PROBLEM ▸ Write out every entry exactly as given, but omit the pictures.

DATA TO USE ▸
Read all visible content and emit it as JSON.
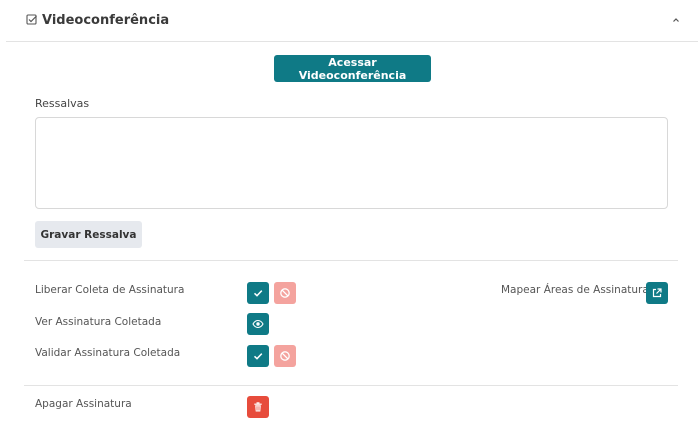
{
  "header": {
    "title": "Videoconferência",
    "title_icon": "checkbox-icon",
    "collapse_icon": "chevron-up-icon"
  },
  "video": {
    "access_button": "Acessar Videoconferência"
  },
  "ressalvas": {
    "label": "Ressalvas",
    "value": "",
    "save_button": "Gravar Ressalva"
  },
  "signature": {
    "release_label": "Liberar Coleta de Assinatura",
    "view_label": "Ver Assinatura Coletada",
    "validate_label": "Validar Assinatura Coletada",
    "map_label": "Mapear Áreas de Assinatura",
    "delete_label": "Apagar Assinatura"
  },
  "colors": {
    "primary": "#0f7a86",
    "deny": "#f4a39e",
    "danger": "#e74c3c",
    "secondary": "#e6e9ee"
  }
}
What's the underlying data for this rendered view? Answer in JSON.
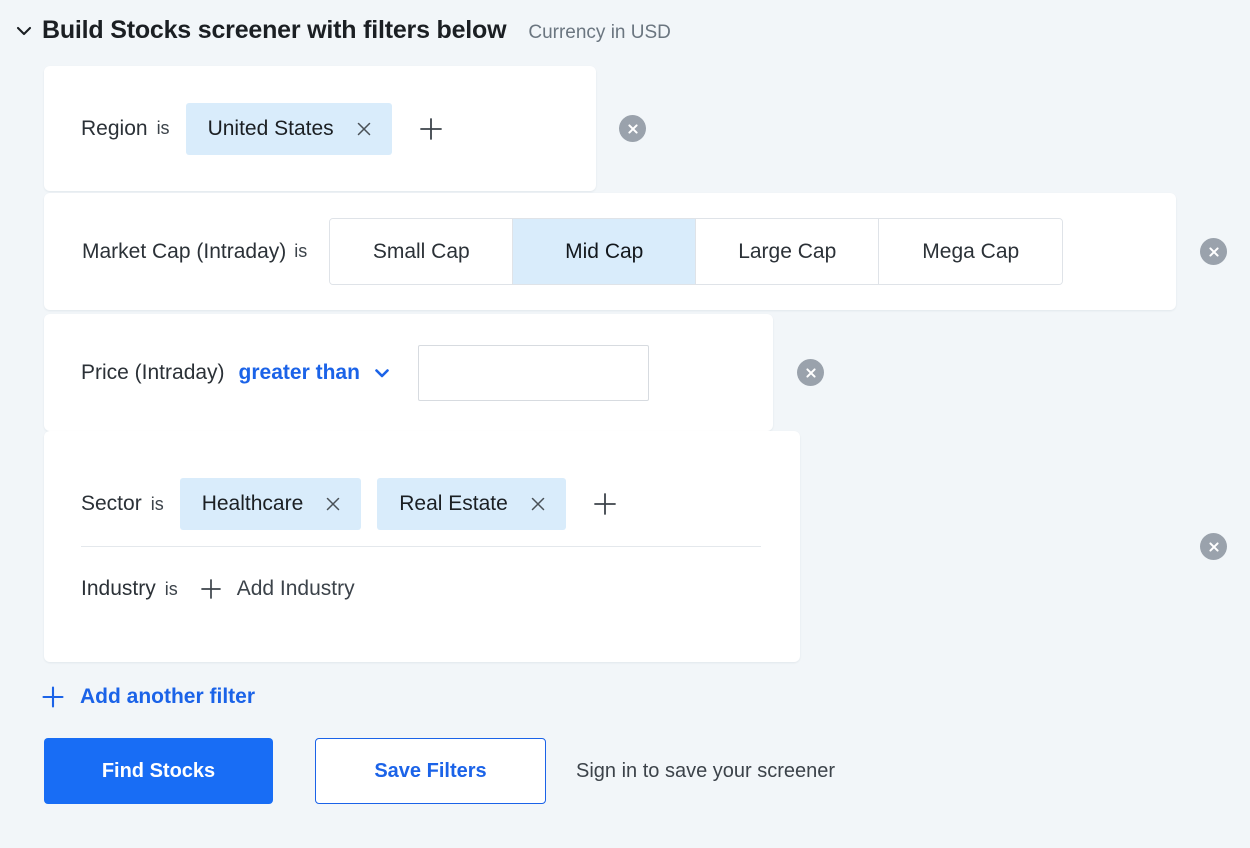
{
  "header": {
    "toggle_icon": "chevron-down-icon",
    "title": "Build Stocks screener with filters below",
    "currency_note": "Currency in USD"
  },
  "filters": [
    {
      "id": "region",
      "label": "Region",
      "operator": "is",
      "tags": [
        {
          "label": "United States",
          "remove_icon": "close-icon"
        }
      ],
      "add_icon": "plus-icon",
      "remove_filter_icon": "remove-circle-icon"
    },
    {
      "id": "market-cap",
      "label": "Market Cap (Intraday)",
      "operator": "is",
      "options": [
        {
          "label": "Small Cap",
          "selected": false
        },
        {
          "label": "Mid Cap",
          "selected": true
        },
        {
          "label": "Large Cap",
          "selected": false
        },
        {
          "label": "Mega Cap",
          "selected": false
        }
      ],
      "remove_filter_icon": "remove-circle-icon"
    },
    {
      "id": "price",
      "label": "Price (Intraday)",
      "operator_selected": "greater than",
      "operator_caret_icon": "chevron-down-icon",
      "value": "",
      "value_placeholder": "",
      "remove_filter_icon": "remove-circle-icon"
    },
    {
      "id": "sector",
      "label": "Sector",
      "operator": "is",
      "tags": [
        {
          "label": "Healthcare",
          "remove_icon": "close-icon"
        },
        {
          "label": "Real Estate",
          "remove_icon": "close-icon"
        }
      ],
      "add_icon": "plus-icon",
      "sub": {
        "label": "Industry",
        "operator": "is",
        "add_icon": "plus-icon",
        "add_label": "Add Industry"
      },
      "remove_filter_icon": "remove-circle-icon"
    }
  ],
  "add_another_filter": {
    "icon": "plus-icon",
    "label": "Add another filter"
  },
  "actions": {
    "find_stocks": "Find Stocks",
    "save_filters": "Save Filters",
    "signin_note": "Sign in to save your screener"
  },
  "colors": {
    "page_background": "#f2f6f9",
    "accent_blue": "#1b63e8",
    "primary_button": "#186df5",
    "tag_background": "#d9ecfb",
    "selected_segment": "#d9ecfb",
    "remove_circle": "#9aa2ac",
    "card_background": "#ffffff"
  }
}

RESULT OF THIS TASK ▸
Read all visible content and emit it as JSON.
{
  "header": {
    "title": "Videoconferência",
    "title_icon": "checkbox-icon",
    "collapse_icon": "chevron-up-icon"
  },
  "video": {
    "access_button": "Acessar Videoconferência"
  },
  "ressalvas": {
    "label": "Ressalvas",
    "value": "",
    "save_button": "Gravar Ressalva"
  },
  "signature": {
    "release_label": "Liberar Coleta de Assinatura",
    "view_label": "Ver Assinatura Coletada",
    "validate_label": "Validar Assinatura Coletada",
    "map_label": "Mapear Áreas de Assinatura",
    "delete_label": "Apagar Assinatura"
  },
  "colors": {
    "primary": "#0f7a86",
    "deny": "#f4a39e",
    "danger": "#e74c3c",
    "secondary": "#e6e9ee"
  }
}
What's the underlying data for this rendered view? Answer in JSON.
{
  "header": {
    "toggle_icon": "chevron-down-icon",
    "title": "Build Stocks screener with filters below",
    "currency_note": "Currency in USD"
  },
  "filters": [
    {
      "id": "region",
      "label": "Region",
      "operator": "is",
      "tags": [
        {
          "label": "United States",
          "remove_icon": "close-icon"
        }
      ],
      "add_icon": "plus-icon",
      "remove_filter_icon": "remove-circle-icon"
    },
    {
      "id": "market-cap",
      "label": "Market Cap (Intraday)",
      "operator": "is",
      "options": [
        {
          "label": "Small Cap",
          "selected": false
        },
        {
          "label": "Mid Cap",
          "selected": true
        },
        {
          "label": "Large Cap",
          "selected": false
        },
        {
          "label": "Mega Cap",
          "selected": false
        }
      ],
      "remove_filter_icon": "remove-circle-icon"
    },
    {
      "id": "price",
      "label": "Price (Intraday)",
      "operator_selected": "greater than",
      "operator_caret_icon": "chevron-down-icon",
      "value": "",
      "value_placeholder": "",
      "remove_filter_icon": "remove-circle-icon"
    },
    {
      "id": "sector",
      "label": "Sector",
      "operator": "is",
      "tags": [
        {
          "label": "Healthcare",
          "remove_icon": "close-icon"
        },
        {
          "label": "Real Estate",
          "remove_icon": "close-icon"
        }
      ],
      "add_icon": "plus-icon",
      "sub": {
        "label": "Industry",
        "operator": "is",
        "add_icon": "plus-icon",
        "add_label": "Add Industry"
      },
      "remove_filter_icon": "remove-circle-icon"
    }
  ],
  "add_another_filter": {
    "icon": "plus-icon",
    "label": "Add another filter"
  },
  "actions": {
    "find_stocks": "Find Stocks",
    "save_filters": "Save Filters",
    "signin_note": "Sign in to save your screener"
  },
  "colors": {
    "page_background": "#f2f6f9",
    "accent_blue": "#1b63e8",
    "primary_button": "#186df5",
    "tag_background": "#d9ecfb",
    "selected_segment": "#d9ecfb",
    "remove_circle": "#9aa2ac",
    "card_background": "#ffffff"
  }
}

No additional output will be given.